RECORD LIST:
# # # # # # #

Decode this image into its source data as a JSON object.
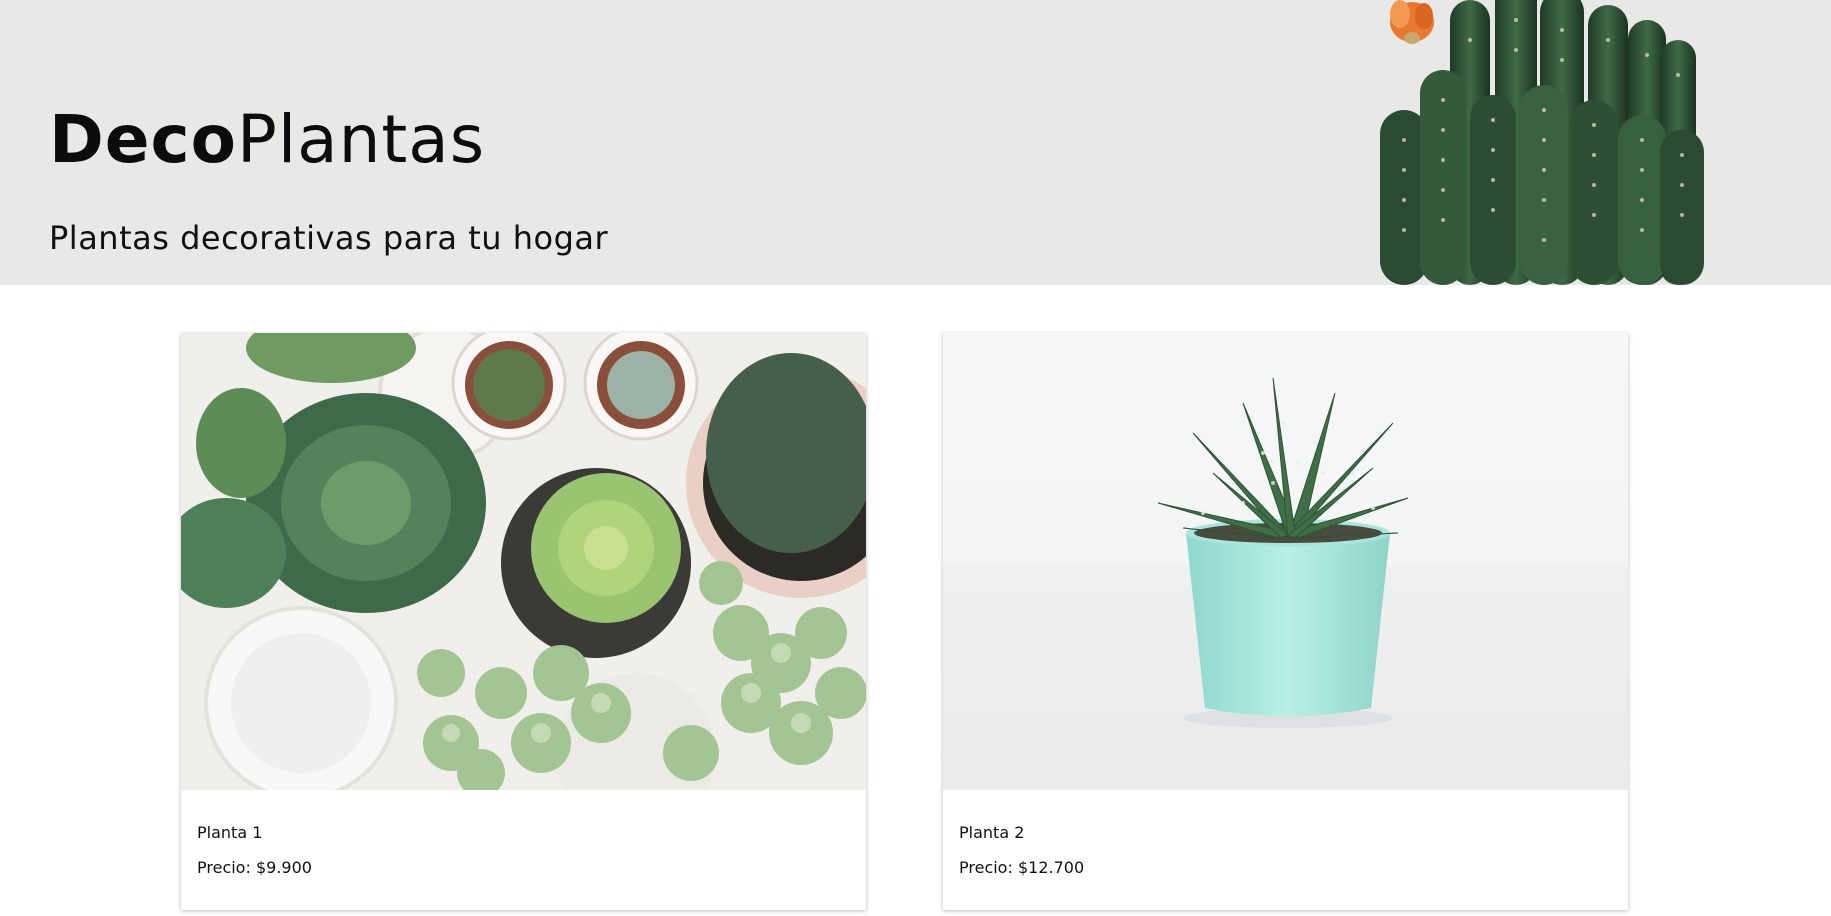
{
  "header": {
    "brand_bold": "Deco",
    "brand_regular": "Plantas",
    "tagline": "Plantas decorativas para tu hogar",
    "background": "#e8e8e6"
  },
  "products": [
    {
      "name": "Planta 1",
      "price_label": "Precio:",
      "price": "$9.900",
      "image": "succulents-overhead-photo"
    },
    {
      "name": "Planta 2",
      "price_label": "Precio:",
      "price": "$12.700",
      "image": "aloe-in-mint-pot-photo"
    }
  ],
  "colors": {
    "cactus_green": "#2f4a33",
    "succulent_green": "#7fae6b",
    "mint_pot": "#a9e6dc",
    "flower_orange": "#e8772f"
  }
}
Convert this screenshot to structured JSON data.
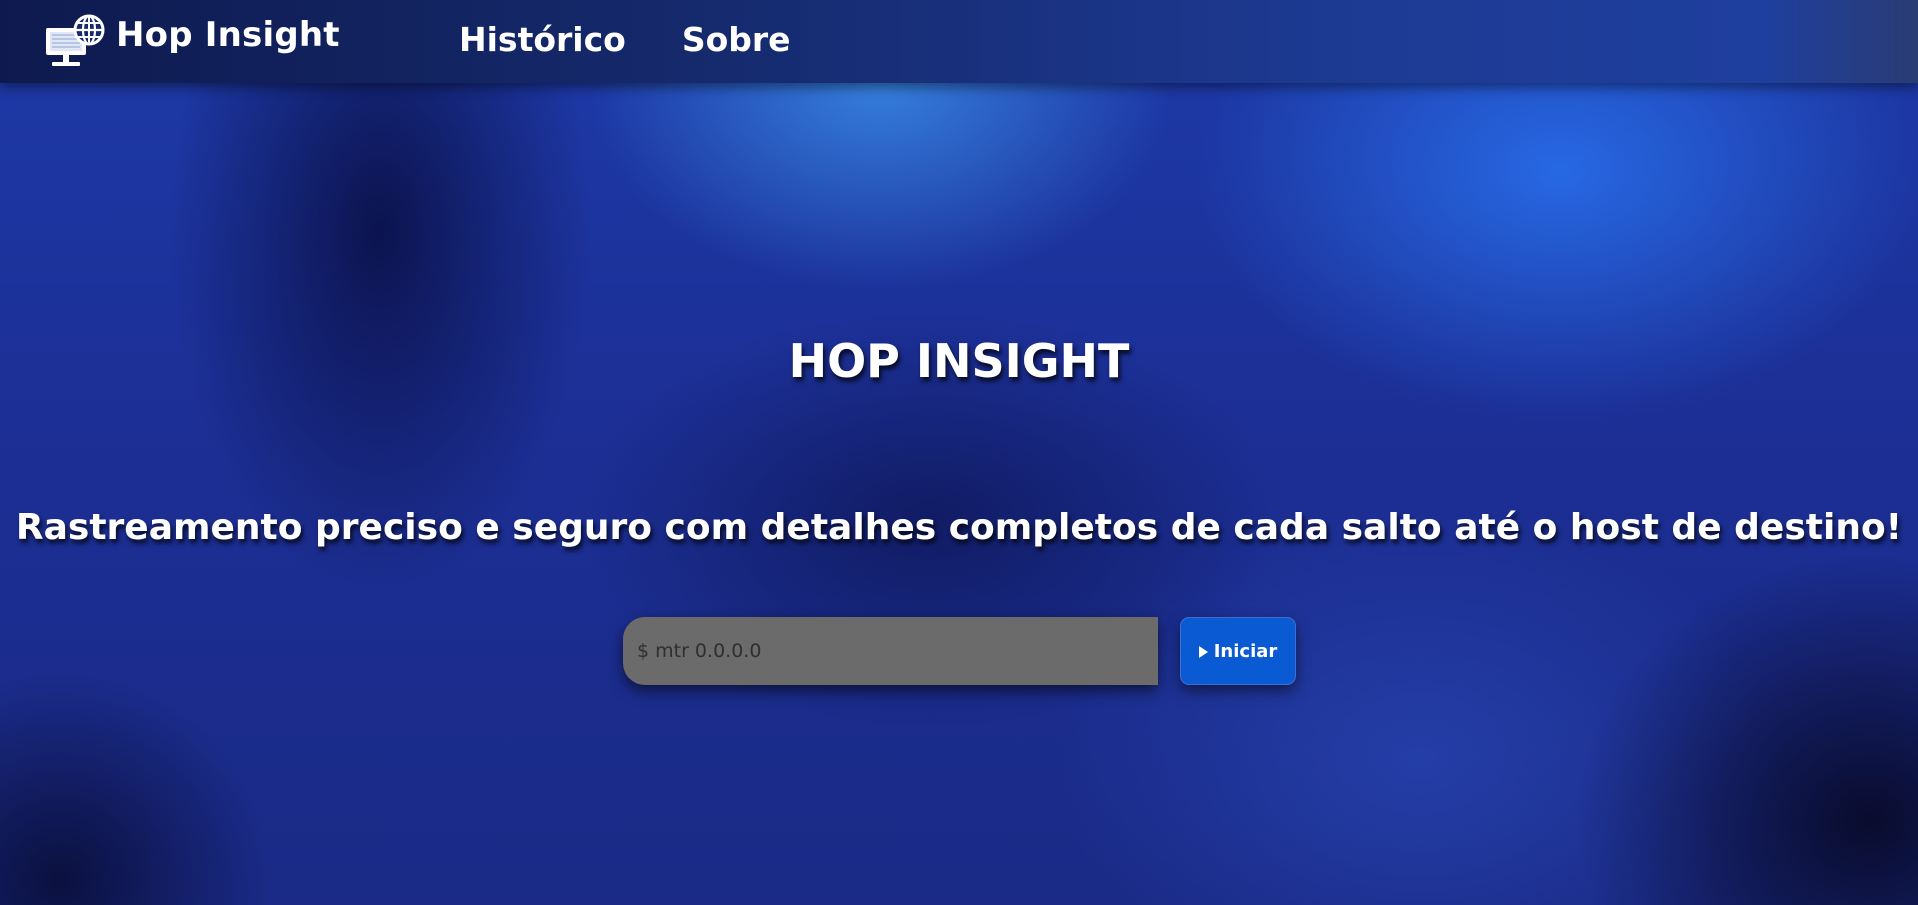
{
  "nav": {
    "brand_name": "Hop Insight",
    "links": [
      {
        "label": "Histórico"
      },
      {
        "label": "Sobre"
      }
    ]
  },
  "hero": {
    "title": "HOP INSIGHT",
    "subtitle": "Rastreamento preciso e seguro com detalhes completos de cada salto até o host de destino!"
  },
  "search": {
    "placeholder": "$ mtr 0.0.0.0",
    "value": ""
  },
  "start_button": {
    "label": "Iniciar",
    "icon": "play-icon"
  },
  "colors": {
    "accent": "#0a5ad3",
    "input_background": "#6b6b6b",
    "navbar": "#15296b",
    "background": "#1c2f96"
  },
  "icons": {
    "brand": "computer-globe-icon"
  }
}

# # # # # # #

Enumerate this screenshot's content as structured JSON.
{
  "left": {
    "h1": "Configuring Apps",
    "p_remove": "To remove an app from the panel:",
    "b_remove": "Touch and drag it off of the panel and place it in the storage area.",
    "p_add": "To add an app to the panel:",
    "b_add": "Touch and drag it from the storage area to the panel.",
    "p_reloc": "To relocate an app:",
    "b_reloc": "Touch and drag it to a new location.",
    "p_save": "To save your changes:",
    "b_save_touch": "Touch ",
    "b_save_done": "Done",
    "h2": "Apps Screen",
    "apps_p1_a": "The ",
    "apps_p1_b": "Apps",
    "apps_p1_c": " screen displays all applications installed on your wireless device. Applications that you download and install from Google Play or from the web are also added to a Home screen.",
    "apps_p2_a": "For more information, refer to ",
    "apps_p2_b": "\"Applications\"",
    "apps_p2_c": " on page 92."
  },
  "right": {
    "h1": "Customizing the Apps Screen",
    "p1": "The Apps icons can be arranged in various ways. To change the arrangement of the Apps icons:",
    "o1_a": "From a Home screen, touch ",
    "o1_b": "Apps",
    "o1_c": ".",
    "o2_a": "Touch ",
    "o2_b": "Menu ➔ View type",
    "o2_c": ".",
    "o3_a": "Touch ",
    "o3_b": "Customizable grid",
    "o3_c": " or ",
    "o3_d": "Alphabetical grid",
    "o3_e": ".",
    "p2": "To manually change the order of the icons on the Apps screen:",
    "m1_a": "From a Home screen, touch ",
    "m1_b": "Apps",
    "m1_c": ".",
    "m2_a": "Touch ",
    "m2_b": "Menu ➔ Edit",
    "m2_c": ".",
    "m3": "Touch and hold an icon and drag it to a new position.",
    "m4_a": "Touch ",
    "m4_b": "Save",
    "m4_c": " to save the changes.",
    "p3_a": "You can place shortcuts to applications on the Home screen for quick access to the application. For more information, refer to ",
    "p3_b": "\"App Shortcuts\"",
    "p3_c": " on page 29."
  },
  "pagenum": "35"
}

# # # # # # #

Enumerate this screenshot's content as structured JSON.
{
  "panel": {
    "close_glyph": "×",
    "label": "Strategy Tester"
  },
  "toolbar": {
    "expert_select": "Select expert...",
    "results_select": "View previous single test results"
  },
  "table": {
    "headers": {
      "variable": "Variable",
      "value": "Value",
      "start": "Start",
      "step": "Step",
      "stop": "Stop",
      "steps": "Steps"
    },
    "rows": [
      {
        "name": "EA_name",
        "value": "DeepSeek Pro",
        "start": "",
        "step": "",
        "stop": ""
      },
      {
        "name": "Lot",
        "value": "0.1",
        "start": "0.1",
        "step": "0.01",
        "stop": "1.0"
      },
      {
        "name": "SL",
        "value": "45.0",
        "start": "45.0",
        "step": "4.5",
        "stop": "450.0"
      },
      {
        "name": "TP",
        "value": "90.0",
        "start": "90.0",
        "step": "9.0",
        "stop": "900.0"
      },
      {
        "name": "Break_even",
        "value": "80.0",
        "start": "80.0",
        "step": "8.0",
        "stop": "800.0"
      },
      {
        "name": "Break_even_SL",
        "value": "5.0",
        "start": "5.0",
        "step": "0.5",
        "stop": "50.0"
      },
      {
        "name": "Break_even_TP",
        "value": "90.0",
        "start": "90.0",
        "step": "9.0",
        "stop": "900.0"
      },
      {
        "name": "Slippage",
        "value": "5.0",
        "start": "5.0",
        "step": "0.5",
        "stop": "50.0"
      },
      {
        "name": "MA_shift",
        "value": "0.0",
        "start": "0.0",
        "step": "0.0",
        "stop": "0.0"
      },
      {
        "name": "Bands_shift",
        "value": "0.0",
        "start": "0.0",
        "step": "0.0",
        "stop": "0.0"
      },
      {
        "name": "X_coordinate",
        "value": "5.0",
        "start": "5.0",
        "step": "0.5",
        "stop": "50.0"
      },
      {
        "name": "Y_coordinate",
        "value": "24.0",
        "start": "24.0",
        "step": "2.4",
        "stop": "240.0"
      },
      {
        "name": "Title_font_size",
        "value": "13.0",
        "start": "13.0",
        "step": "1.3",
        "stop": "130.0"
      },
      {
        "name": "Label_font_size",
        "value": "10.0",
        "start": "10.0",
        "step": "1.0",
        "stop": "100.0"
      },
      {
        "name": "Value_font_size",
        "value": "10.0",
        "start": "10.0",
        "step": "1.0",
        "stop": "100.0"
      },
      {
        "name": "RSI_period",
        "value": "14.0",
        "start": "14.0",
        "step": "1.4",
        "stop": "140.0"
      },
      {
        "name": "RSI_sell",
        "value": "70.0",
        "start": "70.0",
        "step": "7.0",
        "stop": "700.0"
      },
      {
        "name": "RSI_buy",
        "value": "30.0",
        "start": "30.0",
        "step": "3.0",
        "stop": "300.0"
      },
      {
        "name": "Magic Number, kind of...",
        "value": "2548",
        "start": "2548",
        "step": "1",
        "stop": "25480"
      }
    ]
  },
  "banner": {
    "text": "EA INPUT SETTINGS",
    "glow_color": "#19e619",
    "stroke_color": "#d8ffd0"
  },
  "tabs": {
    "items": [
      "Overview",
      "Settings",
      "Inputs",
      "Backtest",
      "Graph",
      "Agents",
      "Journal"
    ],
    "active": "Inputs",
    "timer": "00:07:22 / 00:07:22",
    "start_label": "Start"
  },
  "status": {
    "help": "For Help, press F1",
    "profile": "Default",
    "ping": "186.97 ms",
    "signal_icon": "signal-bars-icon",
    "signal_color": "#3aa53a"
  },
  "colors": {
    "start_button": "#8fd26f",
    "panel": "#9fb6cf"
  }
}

# # # # # # #

TASK PROMPT: Copy all lines from the material that hold "icons".

REPLY TO THE EXERCISE:
  "icons": {
    "p1": "The Apps icons can be arranged in various ways. To change the arrangement of the Apps icons:",
    "p2": "To manually change the order of the icons on the Apps screen:",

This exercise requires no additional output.